* ASSIGNMENT *
What lines of the data below include the word "after"? Report them by copying each.

++++

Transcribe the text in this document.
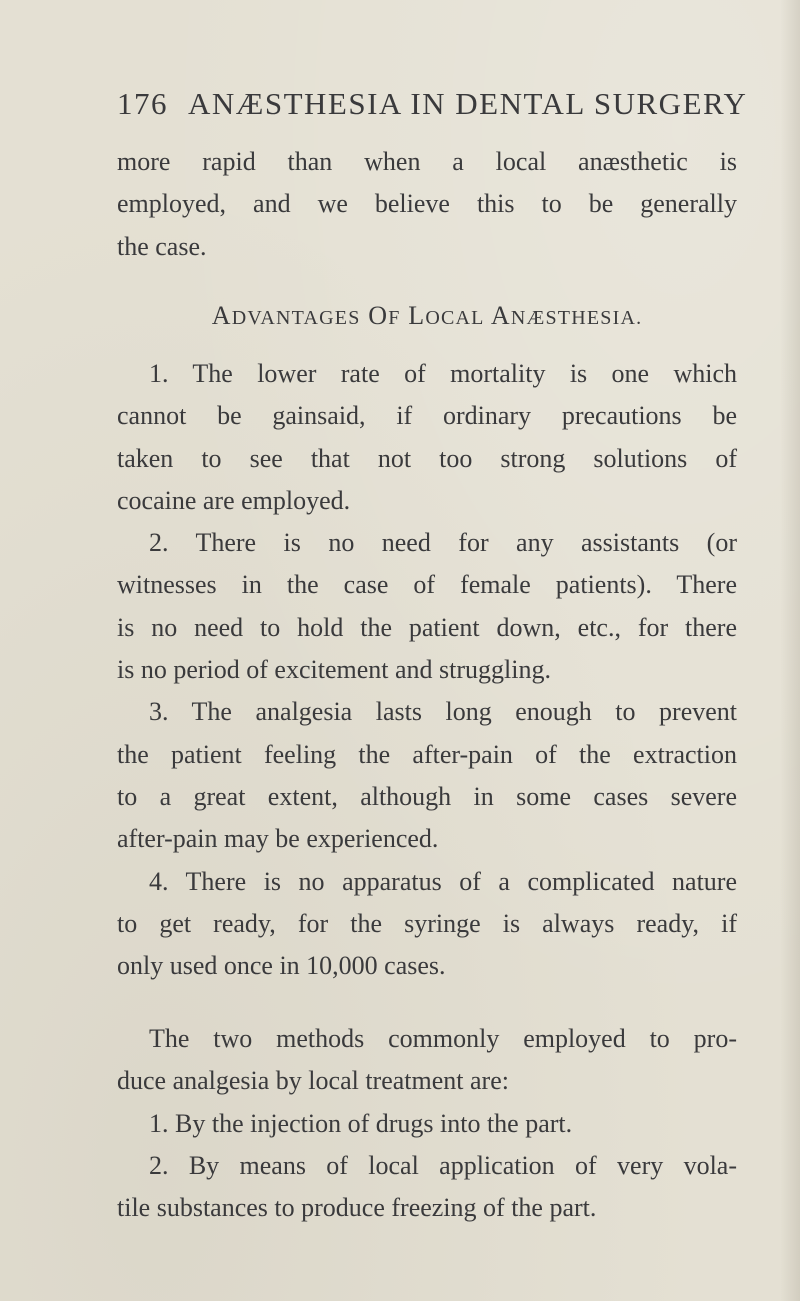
176 ANÆSTHESIA IN DENTAL SURGERY
more rapid than when a local anæsthetic is
employed, and we believe this to be generally
the case.
ADVANTAGES OF LOCAL ANÆSTHESIA.
1. The lower rate of mortality is one which
cannot be gainsaid, if ordinary precautions be
taken to see that not too strong solutions of
cocaine are employed.
2. There is no need for any assistants (or
witnesses in the case of female patients). There
is no need to hold the patient down, etc., for there
is no period of excitement and struggling.
3. The analgesia lasts long enough to prevent
the patient feeling the after-pain of the extraction
to a great extent, although in some cases severe
after-pain may be experienced.
4. There is no apparatus of a complicated nature
to get ready, for the syringe is always ready, if
only used once in 10,000 cases.
The two methods commonly employed to pro-
duce analgesia by local treatment are:
1. By the injection of drugs into the part.
2. By means of local application of very vola-
tile substances to produce freezing of the part.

++++

* SOLUTION *
the patient feeling the after-pain of the extraction
after-pain may be experienced.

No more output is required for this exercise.